───── Information supplied ─────

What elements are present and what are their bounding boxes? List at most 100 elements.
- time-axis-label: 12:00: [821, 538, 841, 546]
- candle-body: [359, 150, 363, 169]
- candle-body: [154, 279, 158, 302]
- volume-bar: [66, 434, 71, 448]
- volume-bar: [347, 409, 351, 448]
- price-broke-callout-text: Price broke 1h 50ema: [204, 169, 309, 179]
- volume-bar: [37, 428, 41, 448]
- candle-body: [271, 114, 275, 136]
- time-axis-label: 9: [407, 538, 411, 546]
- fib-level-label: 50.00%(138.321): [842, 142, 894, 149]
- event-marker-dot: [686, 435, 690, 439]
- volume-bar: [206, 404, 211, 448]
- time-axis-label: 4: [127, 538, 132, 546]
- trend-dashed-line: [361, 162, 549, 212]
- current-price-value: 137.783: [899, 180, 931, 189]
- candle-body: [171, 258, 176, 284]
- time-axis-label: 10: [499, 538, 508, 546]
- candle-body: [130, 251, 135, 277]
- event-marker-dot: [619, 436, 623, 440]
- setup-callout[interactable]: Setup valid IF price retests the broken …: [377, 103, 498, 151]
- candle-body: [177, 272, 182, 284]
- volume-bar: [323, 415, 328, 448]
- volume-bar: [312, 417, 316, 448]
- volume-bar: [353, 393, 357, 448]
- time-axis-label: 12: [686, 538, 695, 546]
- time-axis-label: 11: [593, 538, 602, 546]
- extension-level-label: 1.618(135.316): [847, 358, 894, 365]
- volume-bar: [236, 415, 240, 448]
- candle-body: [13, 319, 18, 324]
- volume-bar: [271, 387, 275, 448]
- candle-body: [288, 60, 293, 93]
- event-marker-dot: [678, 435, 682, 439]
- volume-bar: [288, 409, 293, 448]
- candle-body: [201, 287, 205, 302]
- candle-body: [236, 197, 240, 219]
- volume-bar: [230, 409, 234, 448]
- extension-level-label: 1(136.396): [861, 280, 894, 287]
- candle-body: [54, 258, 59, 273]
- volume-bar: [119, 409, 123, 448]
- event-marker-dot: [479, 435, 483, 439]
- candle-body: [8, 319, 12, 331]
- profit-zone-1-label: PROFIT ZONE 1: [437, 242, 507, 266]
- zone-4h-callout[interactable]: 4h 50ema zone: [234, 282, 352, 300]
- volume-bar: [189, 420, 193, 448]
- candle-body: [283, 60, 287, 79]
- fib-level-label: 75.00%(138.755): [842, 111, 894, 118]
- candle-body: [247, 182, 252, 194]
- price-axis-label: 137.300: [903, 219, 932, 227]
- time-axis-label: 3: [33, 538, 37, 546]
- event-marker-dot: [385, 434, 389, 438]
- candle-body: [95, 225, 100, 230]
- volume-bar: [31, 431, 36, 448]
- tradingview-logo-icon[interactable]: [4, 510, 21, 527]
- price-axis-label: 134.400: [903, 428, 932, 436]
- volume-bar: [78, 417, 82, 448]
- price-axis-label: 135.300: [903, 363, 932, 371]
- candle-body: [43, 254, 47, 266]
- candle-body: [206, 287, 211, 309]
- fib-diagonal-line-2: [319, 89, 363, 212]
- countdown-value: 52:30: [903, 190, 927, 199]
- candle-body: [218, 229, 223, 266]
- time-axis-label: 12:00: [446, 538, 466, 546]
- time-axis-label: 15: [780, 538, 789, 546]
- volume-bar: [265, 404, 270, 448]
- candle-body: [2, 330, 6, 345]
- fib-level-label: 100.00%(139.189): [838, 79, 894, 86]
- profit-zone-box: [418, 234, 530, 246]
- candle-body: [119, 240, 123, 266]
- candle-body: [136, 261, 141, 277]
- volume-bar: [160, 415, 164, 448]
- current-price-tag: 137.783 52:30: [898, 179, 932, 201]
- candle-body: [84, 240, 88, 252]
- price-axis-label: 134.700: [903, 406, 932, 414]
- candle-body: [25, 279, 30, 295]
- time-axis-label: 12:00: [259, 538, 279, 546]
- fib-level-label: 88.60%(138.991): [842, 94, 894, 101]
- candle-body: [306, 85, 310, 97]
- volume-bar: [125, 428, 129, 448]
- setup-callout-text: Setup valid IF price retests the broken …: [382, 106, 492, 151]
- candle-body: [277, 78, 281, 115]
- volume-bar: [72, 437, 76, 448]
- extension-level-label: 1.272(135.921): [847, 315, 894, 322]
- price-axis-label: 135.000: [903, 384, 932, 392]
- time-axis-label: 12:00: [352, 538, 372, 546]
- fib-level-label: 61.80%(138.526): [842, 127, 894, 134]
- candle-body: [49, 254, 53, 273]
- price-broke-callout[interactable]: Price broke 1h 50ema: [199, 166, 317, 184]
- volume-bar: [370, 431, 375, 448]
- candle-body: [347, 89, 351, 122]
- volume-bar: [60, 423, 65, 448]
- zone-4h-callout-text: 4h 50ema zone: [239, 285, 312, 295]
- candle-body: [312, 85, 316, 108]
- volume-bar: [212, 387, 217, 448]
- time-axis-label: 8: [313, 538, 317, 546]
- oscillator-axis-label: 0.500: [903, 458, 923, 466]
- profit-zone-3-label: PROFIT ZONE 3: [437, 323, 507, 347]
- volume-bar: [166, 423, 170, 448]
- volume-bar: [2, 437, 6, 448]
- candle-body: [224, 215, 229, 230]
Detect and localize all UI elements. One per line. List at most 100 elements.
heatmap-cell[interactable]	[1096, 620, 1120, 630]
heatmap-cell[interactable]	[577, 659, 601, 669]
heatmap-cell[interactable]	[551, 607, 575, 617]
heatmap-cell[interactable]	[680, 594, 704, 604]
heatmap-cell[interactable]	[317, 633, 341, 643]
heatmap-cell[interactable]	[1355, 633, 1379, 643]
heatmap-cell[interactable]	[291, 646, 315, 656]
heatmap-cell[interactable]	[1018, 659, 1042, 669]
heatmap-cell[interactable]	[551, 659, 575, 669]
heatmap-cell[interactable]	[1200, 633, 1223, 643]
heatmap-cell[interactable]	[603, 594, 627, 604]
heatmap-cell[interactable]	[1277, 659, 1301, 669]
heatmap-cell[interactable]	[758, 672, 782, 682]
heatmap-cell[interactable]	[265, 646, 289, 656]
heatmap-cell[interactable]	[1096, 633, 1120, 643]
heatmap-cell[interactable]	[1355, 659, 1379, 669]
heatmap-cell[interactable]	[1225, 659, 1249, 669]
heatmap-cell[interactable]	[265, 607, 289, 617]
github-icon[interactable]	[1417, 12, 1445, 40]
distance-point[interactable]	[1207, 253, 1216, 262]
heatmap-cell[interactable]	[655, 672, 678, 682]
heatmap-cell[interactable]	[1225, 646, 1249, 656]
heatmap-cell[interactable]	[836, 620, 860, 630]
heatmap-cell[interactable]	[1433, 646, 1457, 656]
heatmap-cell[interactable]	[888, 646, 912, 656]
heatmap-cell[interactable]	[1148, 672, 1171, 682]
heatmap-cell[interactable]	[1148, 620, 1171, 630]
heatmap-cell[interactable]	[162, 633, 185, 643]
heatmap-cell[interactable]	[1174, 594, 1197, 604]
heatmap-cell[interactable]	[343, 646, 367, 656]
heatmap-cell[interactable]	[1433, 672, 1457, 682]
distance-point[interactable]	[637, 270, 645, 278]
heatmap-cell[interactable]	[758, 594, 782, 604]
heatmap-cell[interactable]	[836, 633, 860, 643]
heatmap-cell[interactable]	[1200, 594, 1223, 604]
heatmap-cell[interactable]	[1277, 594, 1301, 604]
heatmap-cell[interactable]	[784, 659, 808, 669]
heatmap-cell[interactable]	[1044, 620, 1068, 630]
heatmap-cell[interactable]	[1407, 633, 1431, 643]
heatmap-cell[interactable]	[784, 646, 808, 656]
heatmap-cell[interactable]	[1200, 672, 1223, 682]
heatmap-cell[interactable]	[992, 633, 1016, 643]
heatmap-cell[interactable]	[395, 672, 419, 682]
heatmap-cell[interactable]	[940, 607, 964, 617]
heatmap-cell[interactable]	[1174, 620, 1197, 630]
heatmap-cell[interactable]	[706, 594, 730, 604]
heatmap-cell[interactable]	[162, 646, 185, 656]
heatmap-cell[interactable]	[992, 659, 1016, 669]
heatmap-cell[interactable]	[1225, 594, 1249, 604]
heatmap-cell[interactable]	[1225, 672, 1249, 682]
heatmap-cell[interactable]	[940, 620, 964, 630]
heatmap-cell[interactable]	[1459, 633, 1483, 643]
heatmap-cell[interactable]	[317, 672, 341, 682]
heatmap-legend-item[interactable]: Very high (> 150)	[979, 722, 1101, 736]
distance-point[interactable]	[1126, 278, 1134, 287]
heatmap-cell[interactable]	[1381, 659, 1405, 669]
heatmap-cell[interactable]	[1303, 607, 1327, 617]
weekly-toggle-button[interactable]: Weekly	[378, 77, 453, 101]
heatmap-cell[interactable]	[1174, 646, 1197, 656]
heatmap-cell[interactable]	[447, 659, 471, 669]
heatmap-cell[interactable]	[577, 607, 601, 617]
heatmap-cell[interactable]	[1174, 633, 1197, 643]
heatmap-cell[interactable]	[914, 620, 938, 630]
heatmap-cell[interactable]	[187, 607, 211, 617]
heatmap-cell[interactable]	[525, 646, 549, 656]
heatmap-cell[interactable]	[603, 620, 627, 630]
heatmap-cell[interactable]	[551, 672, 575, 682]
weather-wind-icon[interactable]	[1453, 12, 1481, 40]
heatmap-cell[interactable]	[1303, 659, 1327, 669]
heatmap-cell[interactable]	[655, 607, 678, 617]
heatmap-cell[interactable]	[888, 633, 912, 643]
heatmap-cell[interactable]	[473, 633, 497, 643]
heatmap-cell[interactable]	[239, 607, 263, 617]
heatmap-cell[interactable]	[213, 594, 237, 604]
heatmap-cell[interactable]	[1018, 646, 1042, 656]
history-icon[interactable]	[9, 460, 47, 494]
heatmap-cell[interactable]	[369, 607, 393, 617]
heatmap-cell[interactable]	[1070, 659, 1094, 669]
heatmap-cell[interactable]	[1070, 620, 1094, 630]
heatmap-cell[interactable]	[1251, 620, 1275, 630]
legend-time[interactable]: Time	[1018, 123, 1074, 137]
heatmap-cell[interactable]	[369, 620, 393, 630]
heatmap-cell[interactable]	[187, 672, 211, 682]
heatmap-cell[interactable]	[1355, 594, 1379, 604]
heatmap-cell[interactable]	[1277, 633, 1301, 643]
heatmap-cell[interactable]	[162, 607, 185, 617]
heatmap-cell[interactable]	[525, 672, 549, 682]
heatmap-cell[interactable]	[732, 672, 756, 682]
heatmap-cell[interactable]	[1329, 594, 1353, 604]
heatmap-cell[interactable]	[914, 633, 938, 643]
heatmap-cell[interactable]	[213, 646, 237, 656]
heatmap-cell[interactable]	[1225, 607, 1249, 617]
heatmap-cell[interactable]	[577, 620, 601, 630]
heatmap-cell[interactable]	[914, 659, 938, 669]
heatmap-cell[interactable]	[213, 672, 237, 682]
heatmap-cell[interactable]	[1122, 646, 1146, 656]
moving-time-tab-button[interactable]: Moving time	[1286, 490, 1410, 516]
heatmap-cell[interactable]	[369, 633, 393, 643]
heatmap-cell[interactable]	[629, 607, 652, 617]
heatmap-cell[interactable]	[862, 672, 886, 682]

─────

◆ Exercise: Copy out every line from the start of the rows down to the line that contains "- candle-body: [247, 182, 252, 194]", including both ends, and keep each line character for character.

◆ Response:
What elements are present and what are their bounding boxes? List at most 100 elements.
- time-axis-label: 12:00: [821, 538, 841, 546]
- candle-body: [359, 150, 363, 169]
- candle-body: [154, 279, 158, 302]
- volume-bar: [66, 434, 71, 448]
- volume-bar: [347, 409, 351, 448]
- price-broke-callout-text: Price broke 1h 50ema: [204, 169, 309, 179]
- volume-bar: [37, 428, 41, 448]
- candle-body: [271, 114, 275, 136]
- time-axis-label: 9: [407, 538, 411, 546]
- fib-level-label: 50.00%(138.321): [842, 142, 894, 149]
- event-marker-dot: [686, 435, 690, 439]
- volume-bar: [206, 404, 211, 448]
- time-axis-label: 4: [127, 538, 132, 546]
- trend-dashed-line: [361, 162, 549, 212]
- current-price-value: 137.783: [899, 180, 931, 189]
- candle-body: [171, 258, 176, 284]
- time-axis-label: 10: [499, 538, 508, 546]
- candle-body: [130, 251, 135, 277]
- event-marker-dot: [619, 436, 623, 440]
- setup-callout[interactable]: Setup valid IF price retests the broken …: [377, 103, 498, 151]
- candle-body: [177, 272, 182, 284]
- volume-bar: [323, 415, 328, 448]
- volume-bar: [312, 417, 316, 448]
- volume-bar: [353, 393, 357, 448]
- time-axis-label: 12: [686, 538, 695, 546]
- time-axis-label: 11: [593, 538, 602, 546]
- extension-level-label: 1.618(135.316): [847, 358, 894, 365]
- volume-bar: [236, 415, 240, 448]
- candle-body: [13, 319, 18, 324]
- volume-bar: [271, 387, 275, 448]
- candle-body: [288, 60, 293, 93]
- event-marker-dot: [678, 435, 682, 439]
- volume-bar: [288, 409, 293, 448]
- candle-body: [201, 287, 205, 302]
- candle-body: [236, 197, 240, 219]
- volume-bar: [230, 409, 234, 448]
- extension-level-label: 1(136.396): [861, 280, 894, 287]
- candle-body: [54, 258, 59, 273]
- volume-bar: [119, 409, 123, 448]
- event-marker-dot: [479, 435, 483, 439]
- candle-body: [8, 319, 12, 331]
- profit-zone-1-label: PROFIT ZONE 1: [437, 242, 507, 266]
- zone-4h-callout[interactable]: 4h 50ema zone: [234, 282, 352, 300]
- volume-bar: [189, 420, 193, 448]
- candle-body: [283, 60, 287, 79]
- fib-level-label: 75.00%(138.755): [842, 111, 894, 118]
- candle-body: [247, 182, 252, 194]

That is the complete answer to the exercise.